_What is being asked:_ Reproduce the data verbatim from its first line through the line containing "table-row[interactable]: 5 1/11/2015", including both.

Begin Data supplied

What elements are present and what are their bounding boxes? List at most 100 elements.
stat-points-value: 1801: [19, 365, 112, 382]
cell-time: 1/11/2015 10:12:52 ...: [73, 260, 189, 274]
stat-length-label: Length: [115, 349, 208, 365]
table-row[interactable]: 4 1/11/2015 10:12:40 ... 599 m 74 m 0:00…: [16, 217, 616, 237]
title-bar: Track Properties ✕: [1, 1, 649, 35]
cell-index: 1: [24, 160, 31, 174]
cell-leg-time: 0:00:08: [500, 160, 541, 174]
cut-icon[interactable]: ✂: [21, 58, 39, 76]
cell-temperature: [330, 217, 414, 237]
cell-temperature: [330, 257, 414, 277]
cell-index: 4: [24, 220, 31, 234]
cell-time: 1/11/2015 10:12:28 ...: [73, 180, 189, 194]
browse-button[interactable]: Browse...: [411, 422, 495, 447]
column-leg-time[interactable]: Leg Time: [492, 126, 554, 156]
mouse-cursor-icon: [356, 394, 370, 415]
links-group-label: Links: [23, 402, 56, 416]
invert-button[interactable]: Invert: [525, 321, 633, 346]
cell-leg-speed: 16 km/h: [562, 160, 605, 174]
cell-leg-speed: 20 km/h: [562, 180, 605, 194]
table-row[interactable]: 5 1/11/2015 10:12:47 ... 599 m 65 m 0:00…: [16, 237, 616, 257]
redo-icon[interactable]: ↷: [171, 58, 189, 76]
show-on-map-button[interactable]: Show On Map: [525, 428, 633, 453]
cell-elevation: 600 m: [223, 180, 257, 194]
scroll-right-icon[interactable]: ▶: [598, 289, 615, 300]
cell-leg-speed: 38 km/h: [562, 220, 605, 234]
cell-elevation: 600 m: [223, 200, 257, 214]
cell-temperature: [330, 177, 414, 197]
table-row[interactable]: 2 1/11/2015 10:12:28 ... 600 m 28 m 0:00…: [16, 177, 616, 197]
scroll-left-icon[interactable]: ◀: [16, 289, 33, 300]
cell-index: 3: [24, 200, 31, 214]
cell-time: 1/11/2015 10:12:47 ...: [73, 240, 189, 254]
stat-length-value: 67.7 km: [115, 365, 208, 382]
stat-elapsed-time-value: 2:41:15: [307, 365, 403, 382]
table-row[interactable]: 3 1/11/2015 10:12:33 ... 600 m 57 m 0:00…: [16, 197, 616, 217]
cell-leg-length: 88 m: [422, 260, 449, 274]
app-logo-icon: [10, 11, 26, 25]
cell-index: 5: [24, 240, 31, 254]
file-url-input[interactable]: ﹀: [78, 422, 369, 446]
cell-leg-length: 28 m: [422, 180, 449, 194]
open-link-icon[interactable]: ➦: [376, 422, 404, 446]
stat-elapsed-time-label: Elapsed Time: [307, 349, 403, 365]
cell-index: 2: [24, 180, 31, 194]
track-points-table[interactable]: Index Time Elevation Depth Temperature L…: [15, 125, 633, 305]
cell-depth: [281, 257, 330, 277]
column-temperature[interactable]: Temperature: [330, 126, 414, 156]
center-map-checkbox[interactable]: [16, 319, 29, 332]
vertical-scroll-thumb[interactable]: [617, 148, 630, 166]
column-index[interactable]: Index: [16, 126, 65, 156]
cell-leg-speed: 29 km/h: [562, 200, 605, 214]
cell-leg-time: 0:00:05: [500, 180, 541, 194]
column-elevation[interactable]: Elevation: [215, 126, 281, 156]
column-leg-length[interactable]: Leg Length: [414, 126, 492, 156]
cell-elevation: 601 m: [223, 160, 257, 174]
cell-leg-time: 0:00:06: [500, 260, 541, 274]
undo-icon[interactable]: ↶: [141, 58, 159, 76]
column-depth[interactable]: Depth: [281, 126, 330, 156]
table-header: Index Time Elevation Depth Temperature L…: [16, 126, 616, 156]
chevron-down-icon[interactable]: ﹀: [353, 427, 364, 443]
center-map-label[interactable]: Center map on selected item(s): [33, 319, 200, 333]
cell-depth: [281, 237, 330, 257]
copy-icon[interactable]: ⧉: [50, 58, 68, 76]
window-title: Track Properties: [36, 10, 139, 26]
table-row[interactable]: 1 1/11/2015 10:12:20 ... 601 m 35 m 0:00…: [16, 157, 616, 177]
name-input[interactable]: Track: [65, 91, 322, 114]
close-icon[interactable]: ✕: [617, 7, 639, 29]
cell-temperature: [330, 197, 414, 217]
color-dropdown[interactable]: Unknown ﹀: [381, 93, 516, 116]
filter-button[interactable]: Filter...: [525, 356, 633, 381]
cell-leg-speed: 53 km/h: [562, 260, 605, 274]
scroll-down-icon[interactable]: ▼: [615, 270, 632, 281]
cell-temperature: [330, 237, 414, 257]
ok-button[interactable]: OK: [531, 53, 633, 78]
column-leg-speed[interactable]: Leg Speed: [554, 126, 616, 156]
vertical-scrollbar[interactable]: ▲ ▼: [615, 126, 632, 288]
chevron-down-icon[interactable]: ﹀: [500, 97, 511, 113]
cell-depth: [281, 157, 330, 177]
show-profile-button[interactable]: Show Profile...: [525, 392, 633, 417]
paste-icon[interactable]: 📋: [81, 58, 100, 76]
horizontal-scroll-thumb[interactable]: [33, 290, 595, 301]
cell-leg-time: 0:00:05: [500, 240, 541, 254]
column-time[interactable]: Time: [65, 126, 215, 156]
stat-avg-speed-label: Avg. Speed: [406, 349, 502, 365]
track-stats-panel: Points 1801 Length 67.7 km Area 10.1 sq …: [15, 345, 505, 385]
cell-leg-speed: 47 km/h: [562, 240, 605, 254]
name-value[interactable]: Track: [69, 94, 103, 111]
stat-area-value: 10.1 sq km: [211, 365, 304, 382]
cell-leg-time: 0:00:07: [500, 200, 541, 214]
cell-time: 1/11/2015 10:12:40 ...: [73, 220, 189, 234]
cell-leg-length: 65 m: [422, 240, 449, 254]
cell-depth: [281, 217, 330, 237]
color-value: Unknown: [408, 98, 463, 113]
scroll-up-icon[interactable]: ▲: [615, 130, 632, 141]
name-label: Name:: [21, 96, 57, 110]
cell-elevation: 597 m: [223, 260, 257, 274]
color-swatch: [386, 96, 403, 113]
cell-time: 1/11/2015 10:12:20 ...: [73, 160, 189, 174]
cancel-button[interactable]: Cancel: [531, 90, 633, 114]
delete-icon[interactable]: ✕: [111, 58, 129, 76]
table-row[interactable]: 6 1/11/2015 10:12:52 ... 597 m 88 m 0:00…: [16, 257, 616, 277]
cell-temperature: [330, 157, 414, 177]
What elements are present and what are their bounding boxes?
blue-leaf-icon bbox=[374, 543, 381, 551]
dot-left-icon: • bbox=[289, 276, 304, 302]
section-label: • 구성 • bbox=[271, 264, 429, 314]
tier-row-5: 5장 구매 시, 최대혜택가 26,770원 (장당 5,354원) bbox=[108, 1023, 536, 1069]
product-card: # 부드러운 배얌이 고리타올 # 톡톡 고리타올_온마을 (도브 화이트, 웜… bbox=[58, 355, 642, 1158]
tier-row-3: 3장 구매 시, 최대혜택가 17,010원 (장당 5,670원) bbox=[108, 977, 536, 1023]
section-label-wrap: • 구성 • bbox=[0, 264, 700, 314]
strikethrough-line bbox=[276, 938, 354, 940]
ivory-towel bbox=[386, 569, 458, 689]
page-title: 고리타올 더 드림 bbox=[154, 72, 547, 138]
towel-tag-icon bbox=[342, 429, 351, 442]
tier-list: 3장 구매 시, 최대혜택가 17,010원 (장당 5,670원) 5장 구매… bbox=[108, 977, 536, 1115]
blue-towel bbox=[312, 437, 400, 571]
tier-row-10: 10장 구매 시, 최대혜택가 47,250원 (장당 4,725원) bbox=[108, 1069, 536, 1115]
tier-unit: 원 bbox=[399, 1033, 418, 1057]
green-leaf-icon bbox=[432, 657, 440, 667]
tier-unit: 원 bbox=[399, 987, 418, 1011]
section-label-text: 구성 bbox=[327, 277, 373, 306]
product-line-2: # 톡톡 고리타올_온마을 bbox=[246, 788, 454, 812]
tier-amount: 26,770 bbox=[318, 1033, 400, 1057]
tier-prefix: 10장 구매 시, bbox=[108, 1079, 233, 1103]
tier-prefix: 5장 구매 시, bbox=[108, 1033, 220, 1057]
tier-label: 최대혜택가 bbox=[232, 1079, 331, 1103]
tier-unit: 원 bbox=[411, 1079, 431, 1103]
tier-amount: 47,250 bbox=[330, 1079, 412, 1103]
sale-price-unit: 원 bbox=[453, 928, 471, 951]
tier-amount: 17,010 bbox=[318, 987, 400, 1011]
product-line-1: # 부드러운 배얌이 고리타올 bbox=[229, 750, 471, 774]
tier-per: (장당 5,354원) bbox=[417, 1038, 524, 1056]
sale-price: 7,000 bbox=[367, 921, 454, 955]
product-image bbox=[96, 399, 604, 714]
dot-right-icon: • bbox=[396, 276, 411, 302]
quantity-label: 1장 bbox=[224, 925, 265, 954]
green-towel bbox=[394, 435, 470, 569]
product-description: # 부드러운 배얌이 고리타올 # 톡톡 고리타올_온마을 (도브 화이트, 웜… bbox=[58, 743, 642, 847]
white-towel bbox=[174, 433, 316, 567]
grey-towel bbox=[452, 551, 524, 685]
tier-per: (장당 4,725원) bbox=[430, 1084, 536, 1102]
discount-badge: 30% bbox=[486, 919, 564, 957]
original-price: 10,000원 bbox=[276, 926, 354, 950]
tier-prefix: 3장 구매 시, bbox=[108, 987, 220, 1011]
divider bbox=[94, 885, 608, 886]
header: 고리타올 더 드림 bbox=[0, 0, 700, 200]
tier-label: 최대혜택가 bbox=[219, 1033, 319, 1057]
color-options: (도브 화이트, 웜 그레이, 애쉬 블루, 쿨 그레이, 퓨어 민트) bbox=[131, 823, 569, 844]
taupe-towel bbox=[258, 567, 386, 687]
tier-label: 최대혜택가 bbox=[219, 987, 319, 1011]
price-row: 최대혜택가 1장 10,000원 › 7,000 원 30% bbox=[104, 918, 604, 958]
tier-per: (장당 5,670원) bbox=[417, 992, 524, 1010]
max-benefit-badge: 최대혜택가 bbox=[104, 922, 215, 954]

End Data supplied

_Answer to the exercise:_
What elements are present and what are their bounding boxes? List at most 100 elements.
stat-points-value: 1801: [19, 365, 112, 382]
cell-time: 1/11/2015 10:12:52 ...: [73, 260, 189, 274]
stat-length-label: Length: [115, 349, 208, 365]
table-row[interactable]: 4 1/11/2015 10:12:40 ... 599 m 74 m 0:00…: [16, 217, 616, 237]
title-bar: Track Properties ✕: [1, 1, 649, 35]
cell-index: 1: [24, 160, 31, 174]
cell-leg-time: 0:00:08: [500, 160, 541, 174]
cut-icon[interactable]: ✂: [21, 58, 39, 76]
cell-temperature: [330, 217, 414, 237]
cell-temperature: [330, 257, 414, 277]
cell-index: 4: [24, 220, 31, 234]
cell-time: 1/11/2015 10:12:28 ...: [73, 180, 189, 194]
browse-button[interactable]: Browse...: [411, 422, 495, 447]
column-leg-time[interactable]: Leg Time: [492, 126, 554, 156]
mouse-cursor-icon: [356, 394, 370, 415]
links-group-label: Links: [23, 402, 56, 416]
invert-button[interactable]: Invert: [525, 321, 633, 346]
cell-leg-speed: 16 km/h: [562, 160, 605, 174]
cell-leg-speed: 20 km/h: [562, 180, 605, 194]
table-row[interactable]: 5 1/11/2015 10:12:47 ... 599 m 65 m 0:00…: [16, 237, 616, 257]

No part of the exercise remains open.